● WHAT TO PRODUCE
Pick out every line with the word "ἀποτυχία" and copy it.

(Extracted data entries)
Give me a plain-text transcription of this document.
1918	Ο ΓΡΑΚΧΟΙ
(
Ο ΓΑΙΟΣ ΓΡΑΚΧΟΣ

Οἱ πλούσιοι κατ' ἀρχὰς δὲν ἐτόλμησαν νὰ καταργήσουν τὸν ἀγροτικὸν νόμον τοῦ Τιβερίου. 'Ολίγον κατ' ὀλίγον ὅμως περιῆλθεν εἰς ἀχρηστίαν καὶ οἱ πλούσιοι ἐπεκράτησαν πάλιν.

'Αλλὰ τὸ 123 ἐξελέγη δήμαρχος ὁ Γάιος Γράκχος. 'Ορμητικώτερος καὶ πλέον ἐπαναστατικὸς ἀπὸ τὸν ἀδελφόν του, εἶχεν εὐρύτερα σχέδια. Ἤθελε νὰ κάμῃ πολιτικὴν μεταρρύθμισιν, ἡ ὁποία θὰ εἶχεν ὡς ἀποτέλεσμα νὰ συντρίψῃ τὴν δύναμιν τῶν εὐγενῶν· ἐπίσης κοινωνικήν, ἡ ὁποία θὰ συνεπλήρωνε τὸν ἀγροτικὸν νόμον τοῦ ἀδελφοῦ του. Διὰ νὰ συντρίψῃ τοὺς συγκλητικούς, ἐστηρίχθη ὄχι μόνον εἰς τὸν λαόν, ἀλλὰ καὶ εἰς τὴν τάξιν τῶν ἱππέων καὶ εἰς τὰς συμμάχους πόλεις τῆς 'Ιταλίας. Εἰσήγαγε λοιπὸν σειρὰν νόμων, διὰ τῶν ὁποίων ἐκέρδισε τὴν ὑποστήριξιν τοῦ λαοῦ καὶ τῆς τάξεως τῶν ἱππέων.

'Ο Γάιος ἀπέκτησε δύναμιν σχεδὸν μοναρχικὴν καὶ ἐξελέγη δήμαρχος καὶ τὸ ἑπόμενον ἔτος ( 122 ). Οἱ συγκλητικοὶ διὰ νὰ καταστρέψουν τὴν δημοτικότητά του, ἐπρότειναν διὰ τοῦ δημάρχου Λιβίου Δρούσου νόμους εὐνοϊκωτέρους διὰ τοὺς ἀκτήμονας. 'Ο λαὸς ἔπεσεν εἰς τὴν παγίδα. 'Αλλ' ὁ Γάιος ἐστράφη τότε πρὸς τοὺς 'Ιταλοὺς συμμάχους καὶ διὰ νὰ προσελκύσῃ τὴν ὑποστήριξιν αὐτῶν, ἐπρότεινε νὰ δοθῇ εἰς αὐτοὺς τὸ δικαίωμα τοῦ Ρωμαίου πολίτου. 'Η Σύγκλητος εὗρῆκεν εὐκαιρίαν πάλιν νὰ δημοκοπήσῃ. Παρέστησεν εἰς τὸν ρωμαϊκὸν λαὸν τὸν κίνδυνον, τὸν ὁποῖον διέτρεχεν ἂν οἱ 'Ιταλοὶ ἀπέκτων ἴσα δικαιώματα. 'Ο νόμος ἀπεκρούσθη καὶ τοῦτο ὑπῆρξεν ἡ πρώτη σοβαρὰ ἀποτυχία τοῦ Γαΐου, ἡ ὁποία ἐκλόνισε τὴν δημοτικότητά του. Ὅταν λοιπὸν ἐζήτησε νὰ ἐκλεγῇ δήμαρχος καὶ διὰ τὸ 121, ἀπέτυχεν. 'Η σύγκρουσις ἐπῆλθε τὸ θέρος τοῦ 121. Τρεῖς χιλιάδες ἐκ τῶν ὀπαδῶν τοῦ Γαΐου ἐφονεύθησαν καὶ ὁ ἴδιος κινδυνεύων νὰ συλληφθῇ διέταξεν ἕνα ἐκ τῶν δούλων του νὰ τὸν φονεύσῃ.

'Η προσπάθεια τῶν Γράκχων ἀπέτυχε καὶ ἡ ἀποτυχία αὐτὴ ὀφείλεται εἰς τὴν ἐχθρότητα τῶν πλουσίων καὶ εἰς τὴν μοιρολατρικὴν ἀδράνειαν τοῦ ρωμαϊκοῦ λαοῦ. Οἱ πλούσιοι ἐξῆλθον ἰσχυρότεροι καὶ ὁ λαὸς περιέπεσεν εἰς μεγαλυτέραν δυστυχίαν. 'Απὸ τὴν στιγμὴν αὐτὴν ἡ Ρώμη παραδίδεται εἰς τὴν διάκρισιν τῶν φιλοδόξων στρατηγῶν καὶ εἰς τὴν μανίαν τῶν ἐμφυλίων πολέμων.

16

● ANSWER TO THIS EXERCISE
'Ο Γάιος ἀπέκτησε δύναμιν σχεδὸν μοναρχικὴν καὶ ἐξελέγη δήμαρχος καὶ τὸ ἑπόμενον ἔτος ( 122 ). Οἱ συγκλητικοὶ διὰ νὰ καταστρέψουν τὴν δημοτικότητά του, ἐπρότειναν διὰ τοῦ δημάρχου Λιβίου Δρούσου νόμους εὐνοϊκωτέρους διὰ τοὺς ἀκτήμονας. 'Ο λαὸς ἔπεσεν εἰς τὴν παγίδα. 'Αλλ' ὁ Γάιος ἐστράφη τότε πρὸς τοὺς 'Ιταλοὺς συμμάχους καὶ διὰ νὰ προσελκύσῃ τὴν ὑποστήριξιν αὐτῶν, ἐπρότεινε νὰ δοθῇ εἰς αὐτοὺς τὸ δικαίωμα τοῦ Ρωμαίου πολίτου. 'Η Σύγκλητος εὗρῆκεν εὐκαιρίαν πάλιν νὰ δημοκοπήσῃ. Παρέστησεν εἰς τὸν ρωμαϊκὸν λαὸν τὸν κίνδυνον, τὸν ὁποῖον διέτρεχεν ἂν οἱ 'Ιταλοὶ ἀπέκτων ἴσα δικαιώματα. 'Ο νόμος ἀπεκρούσθη καὶ τοῦτο ὑπῆρξεν ἡ πρώτη σοβαρὰ ἀποτυχία τοῦ Γαΐου, ἡ ὁποία ἐκλόνισε τὴν δημοτικότητά του. Ὅταν λοιπὸν ἐζήτησε νὰ ἐκλεγῇ δήμαρχος καὶ διὰ τὸ 121, ἀπέτυχεν. 'Η σύγκρουσις ἐπῆλθε τὸ θέρος τοῦ 121. Τρεῖς χιλιάδες ἐκ τῶν ὀπαδῶν τοῦ Γαΐου ἐφονεύθησαν καὶ ὁ ἴδιος κινδυνεύων νὰ συλληφθῇ διέταξεν ἕνα ἐκ τῶν δούλων του νὰ τὸν φονεύσῃ.
'Η προσπάθεια τῶν Γράκχων ἀπέτυχε καὶ ἡ ἀποτυχία αὐτὴ ὀφείλεται εἰς τὴν ἐχθρότητα τῶν πλουσίων καὶ εἰς τὴν μοιρολατρικὴν ἀδράνειαν τοῦ ρωμαϊκοῦ λαοῦ. Οἱ πλούσιοι ἐξῆλθον ἰσχυρότεροι καὶ ὁ λαὸς περιέπεσεν εἰς μεγαλυτέραν δυστυχίαν. 'Απὸ τὴν στιγμὴν αὐτὴν ἡ Ρώμη παραδίδεται εἰς τὴν διάκρισιν τῶν φιλοδόξων στρατηγῶν καὶ εἰς τὴν μανίαν τῶν ἐμφυλίων πολέμων.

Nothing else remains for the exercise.